Direction:
Copy out all the entries word for word.

--- START Records supplied ---

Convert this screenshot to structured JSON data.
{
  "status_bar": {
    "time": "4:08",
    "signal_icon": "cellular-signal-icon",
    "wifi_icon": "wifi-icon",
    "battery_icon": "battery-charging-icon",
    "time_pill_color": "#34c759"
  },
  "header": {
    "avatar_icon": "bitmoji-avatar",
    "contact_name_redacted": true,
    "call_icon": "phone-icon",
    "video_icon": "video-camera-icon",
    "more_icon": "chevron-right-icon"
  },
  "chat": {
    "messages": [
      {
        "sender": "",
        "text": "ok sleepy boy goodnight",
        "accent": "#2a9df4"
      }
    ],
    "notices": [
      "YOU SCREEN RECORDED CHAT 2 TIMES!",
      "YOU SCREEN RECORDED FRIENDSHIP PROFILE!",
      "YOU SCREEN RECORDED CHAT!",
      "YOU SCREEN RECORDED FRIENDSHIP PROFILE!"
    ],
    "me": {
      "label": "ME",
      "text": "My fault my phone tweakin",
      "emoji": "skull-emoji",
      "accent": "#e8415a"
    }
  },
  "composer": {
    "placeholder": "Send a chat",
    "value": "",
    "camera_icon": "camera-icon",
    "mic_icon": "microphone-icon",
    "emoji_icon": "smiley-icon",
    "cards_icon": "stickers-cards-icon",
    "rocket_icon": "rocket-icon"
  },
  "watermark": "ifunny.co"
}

--- END Records supplied ---

Response to the task:
Convert this screenshot to structured JSON data.
{
  "status_bar": {
    "time": "4:08",
    "signal_icon": "cellular-signal-icon",
    "wifi_icon": "wifi-icon",
    "battery_icon": "battery-charging-icon",
    "time_pill_color": "#34c759"
  },
  "header": {
    "avatar_icon": "bitmoji-avatar",
    "contact_name_redacted": true,
    "call_icon": "phone-icon",
    "video_icon": "video-camera-icon",
    "more_icon": "chevron-right-icon"
  },
  "chat": {
    "messages": [
      {
        "sender": "",
        "text": "ok sleepy boy goodnight",
        "accent": "#2a9df4"
      }
    ],
    "notices": [
      "YOU SCREEN RECORDED CHAT 2 TIMES!",
      "YOU SCREEN RECORDED FRIENDSHIP PROFILE!",
      "YOU SCREEN RECORDED CHAT!",
      "YOU SCREEN RECORDED FRIENDSHIP PROFILE!"
    ],
    "me": {
      "label": "ME",
      "text": "My fault my phone tweakin",
      "emoji": "skull-emoji",
      "accent": "#e8415a"
    }
  },
  "composer": {
    "placeholder": "Send a chat",
    "value": "",
    "camera_icon": "camera-icon",
    "mic_icon": "microphone-icon",
    "emoji_icon": "smiley-icon",
    "cards_icon": "stickers-cards-icon",
    "rocket_icon": "rocket-icon"
  },
  "watermark": "ifunny.co"
}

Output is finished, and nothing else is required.